== DIRECTION ==
Copy the data below from its first line through the line containing "y-tick-label: 3 <box>61 360 68 374</box>", renaming "plot-frame" to "plot-area" and keeping everything else unchanged.

== Dataset entries ==
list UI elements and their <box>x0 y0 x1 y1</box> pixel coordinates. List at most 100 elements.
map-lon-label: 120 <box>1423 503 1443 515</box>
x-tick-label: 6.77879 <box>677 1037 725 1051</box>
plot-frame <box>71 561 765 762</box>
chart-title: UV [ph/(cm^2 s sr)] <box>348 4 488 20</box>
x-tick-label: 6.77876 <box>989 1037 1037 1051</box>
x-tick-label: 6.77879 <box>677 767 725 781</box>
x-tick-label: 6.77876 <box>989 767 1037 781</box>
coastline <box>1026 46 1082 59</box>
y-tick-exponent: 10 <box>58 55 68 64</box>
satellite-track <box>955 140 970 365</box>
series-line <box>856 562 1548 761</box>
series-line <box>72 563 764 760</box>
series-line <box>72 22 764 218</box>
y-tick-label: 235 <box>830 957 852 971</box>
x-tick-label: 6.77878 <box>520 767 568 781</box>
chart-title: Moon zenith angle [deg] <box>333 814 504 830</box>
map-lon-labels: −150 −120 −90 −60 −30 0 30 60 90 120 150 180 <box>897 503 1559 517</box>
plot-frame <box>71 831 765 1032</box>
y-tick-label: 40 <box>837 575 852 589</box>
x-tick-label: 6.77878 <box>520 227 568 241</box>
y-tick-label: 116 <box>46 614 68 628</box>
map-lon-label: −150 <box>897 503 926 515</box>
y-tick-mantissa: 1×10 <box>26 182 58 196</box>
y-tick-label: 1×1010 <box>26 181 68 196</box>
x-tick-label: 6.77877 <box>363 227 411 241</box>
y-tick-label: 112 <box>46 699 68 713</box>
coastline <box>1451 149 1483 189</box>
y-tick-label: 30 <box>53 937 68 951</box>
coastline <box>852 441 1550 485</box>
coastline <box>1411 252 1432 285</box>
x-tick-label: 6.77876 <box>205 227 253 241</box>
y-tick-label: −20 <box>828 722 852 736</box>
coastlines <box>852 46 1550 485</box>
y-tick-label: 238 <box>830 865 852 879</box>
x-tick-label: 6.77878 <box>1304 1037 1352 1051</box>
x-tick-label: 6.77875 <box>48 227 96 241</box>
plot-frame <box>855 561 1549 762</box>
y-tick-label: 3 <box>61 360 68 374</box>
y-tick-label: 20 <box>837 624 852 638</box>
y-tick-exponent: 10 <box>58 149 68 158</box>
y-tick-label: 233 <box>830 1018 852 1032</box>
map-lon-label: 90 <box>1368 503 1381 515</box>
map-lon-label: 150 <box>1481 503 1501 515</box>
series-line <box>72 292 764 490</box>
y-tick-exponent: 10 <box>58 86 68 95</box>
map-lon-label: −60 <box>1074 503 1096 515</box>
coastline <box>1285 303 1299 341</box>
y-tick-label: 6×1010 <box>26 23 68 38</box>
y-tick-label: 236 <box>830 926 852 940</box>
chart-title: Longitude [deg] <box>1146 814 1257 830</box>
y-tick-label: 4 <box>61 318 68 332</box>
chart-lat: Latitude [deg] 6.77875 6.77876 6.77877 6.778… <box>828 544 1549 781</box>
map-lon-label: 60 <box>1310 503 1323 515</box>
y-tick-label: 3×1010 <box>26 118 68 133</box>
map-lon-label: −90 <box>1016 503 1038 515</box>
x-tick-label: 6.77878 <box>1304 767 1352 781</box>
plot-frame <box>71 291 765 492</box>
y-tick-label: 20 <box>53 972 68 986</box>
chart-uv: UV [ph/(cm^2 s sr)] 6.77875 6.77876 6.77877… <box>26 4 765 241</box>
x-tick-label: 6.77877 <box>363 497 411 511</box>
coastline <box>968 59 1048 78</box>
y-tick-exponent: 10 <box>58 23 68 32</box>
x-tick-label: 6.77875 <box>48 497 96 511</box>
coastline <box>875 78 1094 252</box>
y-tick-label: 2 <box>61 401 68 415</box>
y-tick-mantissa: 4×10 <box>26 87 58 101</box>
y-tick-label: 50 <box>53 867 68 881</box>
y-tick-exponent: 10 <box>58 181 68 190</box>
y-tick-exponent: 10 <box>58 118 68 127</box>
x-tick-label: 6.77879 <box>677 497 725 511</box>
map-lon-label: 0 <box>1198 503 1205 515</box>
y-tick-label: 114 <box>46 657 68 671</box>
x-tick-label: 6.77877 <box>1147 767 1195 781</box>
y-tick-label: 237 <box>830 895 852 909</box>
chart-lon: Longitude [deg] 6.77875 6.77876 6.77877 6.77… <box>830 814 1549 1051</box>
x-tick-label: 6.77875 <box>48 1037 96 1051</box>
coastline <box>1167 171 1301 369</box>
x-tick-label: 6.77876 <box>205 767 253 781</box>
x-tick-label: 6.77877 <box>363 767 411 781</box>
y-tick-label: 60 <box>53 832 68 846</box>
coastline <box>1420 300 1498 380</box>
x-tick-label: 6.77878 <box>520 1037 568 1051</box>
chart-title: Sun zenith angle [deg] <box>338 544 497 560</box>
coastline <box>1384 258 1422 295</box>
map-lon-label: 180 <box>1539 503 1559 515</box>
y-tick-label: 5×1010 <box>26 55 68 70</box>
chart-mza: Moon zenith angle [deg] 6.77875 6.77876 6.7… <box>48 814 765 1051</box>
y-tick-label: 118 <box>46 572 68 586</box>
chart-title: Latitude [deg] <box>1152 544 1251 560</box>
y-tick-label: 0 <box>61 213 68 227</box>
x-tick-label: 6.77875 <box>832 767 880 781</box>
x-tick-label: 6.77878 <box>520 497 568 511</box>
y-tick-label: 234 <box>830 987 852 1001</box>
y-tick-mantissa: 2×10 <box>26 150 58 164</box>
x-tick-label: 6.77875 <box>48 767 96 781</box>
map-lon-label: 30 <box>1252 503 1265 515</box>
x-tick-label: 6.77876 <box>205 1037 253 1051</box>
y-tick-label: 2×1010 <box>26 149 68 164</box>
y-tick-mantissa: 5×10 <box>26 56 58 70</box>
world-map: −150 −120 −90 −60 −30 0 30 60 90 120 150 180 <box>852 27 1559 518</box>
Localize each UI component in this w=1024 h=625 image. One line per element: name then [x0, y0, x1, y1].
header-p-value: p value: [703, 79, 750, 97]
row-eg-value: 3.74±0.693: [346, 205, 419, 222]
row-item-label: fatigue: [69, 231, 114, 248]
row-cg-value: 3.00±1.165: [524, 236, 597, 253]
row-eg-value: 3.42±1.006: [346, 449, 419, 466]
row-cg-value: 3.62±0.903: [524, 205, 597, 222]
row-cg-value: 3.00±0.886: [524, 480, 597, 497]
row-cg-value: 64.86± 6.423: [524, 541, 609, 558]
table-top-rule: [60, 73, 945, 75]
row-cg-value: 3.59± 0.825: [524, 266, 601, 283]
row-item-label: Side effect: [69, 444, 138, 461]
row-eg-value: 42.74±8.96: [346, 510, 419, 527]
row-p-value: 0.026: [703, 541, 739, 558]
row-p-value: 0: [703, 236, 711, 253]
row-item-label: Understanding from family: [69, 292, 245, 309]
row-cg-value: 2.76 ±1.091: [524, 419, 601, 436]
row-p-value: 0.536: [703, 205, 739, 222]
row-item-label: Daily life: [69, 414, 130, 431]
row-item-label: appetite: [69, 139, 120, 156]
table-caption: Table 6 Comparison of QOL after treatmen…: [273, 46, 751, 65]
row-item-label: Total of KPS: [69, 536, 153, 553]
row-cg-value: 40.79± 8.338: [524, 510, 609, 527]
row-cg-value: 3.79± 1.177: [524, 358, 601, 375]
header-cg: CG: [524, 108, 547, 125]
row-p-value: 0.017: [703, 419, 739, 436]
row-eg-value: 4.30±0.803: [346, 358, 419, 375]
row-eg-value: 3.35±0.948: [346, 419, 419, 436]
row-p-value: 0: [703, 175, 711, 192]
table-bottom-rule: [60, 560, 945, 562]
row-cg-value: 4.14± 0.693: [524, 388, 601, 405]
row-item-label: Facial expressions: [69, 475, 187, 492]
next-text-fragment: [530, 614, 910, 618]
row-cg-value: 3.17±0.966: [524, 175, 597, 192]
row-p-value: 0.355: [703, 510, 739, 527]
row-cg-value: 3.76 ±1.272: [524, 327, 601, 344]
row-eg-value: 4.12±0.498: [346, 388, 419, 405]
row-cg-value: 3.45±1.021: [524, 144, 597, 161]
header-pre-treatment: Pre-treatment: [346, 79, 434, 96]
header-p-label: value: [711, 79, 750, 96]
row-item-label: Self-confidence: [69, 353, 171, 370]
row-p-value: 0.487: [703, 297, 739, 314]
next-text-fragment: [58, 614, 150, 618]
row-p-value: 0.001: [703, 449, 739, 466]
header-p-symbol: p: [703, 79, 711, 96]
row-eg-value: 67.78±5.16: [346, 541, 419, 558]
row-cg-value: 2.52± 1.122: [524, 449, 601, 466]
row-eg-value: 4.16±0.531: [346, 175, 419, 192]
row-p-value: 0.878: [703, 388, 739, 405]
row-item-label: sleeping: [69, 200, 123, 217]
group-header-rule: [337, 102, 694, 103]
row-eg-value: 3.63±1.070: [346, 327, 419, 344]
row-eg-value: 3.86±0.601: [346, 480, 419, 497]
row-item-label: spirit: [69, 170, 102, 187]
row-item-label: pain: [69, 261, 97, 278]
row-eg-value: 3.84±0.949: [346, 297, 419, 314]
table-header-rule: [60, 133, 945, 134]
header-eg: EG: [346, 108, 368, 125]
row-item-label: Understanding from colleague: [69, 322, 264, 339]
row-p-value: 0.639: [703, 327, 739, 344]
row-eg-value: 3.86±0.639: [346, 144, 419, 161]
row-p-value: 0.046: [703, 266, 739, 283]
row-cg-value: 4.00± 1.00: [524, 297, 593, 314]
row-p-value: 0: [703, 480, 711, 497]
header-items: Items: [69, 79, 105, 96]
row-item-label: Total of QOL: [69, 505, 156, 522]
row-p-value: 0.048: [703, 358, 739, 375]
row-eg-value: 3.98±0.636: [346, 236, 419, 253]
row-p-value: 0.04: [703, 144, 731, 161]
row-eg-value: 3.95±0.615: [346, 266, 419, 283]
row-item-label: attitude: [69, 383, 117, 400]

== TASK ANSWER ==
list UI elements and their <box>x0 y0 x1 y1</box> pixel coordinates. List at most 100 elements.
map-lon-label: 120 <box>1423 503 1443 515</box>
x-tick-label: 6.77879 <box>677 1037 725 1051</box>
plot-area <box>71 561 765 762</box>
chart-title: UV [ph/(cm^2 s sr)] <box>348 4 488 20</box>
x-tick-label: 6.77876 <box>989 1037 1037 1051</box>
x-tick-label: 6.77879 <box>677 767 725 781</box>
x-tick-label: 6.77876 <box>989 767 1037 781</box>
coastline <box>1026 46 1082 59</box>
y-tick-exponent: 10 <box>58 55 68 64</box>
satellite-track <box>955 140 970 365</box>
series-line <box>856 562 1548 761</box>
series-line <box>72 563 764 760</box>
series-line <box>72 22 764 218</box>
y-tick-label: 235 <box>830 957 852 971</box>
x-tick-label: 6.77878 <box>520 767 568 781</box>
chart-title: Moon zenith angle [deg] <box>333 814 504 830</box>
map-lon-labels: −150 −120 −90 −60 −30 0 30 60 90 120 150 180 <box>897 503 1559 517</box>
plot-area <box>71 831 765 1032</box>
y-tick-label: 40 <box>837 575 852 589</box>
x-tick-label: 6.77878 <box>520 227 568 241</box>
y-tick-label: 116 <box>46 614 68 628</box>
map-lon-label: −150 <box>897 503 926 515</box>
y-tick-mantissa: 1×10 <box>26 182 58 196</box>
y-tick-label: 1×1010 <box>26 181 68 196</box>
x-tick-label: 6.77877 <box>363 227 411 241</box>
y-tick-label: 112 <box>46 699 68 713</box>
coastline <box>1451 149 1483 189</box>
y-tick-label: 30 <box>53 937 68 951</box>
coastline <box>852 441 1550 485</box>
coastline <box>1411 252 1432 285</box>
x-tick-label: 6.77876 <box>205 227 253 241</box>
y-tick-label: −20 <box>828 722 852 736</box>
coastlines <box>852 46 1550 485</box>
y-tick-label: 238 <box>830 865 852 879</box>
x-tick-label: 6.77878 <box>1304 1037 1352 1051</box>
x-tick-label: 6.77875 <box>48 227 96 241</box>
plot-area <box>855 561 1549 762</box>
y-tick-label: 3 <box>61 360 68 374</box>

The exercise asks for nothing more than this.